▶ Exercise directions
Return every record verbatim.

▶ Exercise input
— BEGIN —

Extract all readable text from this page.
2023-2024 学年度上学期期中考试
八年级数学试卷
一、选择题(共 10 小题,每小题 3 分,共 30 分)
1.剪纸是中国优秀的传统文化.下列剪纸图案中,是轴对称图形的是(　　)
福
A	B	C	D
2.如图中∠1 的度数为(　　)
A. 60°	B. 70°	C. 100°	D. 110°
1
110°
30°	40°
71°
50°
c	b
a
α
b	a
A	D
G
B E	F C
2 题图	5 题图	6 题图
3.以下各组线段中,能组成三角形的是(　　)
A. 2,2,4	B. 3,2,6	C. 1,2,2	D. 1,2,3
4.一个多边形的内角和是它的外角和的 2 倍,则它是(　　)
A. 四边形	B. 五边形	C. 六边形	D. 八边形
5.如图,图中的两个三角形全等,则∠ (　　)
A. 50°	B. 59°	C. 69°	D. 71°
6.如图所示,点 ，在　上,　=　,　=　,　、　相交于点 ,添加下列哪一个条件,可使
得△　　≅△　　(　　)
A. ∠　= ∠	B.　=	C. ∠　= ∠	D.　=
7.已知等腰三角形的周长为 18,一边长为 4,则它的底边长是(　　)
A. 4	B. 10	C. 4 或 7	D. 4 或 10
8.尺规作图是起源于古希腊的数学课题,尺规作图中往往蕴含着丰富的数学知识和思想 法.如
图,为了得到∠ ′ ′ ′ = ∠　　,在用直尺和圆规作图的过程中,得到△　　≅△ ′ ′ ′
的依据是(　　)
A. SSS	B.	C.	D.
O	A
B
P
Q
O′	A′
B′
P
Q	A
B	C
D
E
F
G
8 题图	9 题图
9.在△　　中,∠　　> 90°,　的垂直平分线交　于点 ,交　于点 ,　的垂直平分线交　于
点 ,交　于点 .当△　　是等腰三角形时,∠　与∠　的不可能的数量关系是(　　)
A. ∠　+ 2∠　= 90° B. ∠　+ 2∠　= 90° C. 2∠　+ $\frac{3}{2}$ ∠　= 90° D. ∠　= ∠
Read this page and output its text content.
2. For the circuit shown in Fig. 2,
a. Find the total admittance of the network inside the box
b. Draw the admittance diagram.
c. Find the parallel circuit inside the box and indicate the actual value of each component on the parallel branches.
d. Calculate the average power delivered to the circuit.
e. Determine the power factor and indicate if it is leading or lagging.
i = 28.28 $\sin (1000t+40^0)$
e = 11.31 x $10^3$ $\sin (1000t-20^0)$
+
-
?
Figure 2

— END —

▶ The solution
Extract all readable text from this page.
2023-2024 学年度上学期期中考试
八年级数学试卷
一、选择题(共 10 小题,每小题 3 分,共 30 分)
1.剪纸是中国优秀的传统文化.下列剪纸图案中,是轴对称图形的是(　　)
福
A	B	C	D
2.如图中∠1 的度数为(　　)
A. 60°	B. 70°	C. 100°	D. 110°
1
110°
30°	40°
71°
50°
c	b
a
α
b	a
A	D
G
B E	F C
2 题图	5 题图	6 题图
3.以下各组线段中,能组成三角形的是(　　)
A. 2,2,4	B. 3,2,6	C. 1,2,2	D. 1,2,3
4.一个多边形的内角和是它的外角和的 2 倍,则它是(　　)
A. 四边形	B. 五边形	C. 六边形	D. 八边形
5.如图,图中的两个三角形全等,则∠ (　　)
A. 50°	B. 59°	C. 69°	D. 71°
6.如图所示,点 ，在　上,　=　,　=　,　、　相交于点 ,添加下列哪一个条件,可使
得△　　≅△　　(　　)
A. ∠　= ∠	B.　=	C. ∠　= ∠	D.　=
7.已知等腰三角形的周长为 18,一边长为 4,则它的底边长是(　　)
A. 4	B. 10	C. 4 或 7	D. 4 或 10
8.尺规作图是起源于古希腊的数学课题,尺规作图中往往蕴含着丰富的数学知识和思想 法.如
图,为了得到∠ ′ ′ ′ = ∠　　,在用直尺和圆规作图的过程中,得到△　　≅△ ′ ′ ′
的依据是(　　)
A. SSS	B.	C.	D.
O	A
B
P
Q
O′	A′
B′
P
Q	A
B	C
D
E
F
G
8 题图	9 题图
9.在△　　中,∠　　> 90°,　的垂直平分线交　于点 ,交　于点 ,　的垂直平分线交　于
点 ,交　于点 .当△　　是等腰三角形时,∠　与∠　的不可能的数量关系是(　　)
A. ∠　+ 2∠　= 90° B. ∠　+ 2∠　= 90° C. 2∠　+ $\frac{3}{2}$ ∠　= 90° D. ∠　= ∠
Read this page and output its text content.
2. For the circuit shown in Fig. 2,
a. Find the total admittance of the network inside the box
b. Draw the admittance diagram.
c. Find the parallel circuit inside the box and indicate the actual value of each component on the parallel branches.
d. Calculate the average power delivered to the circuit.
e. Determine the power factor and indicate if it is leading or lagging.
i = 28.28 $\sin (1000t+40^0)$
e = 11.31 x $10^3$ $\sin (1000t-20^0)$
+
-
?
Figure 2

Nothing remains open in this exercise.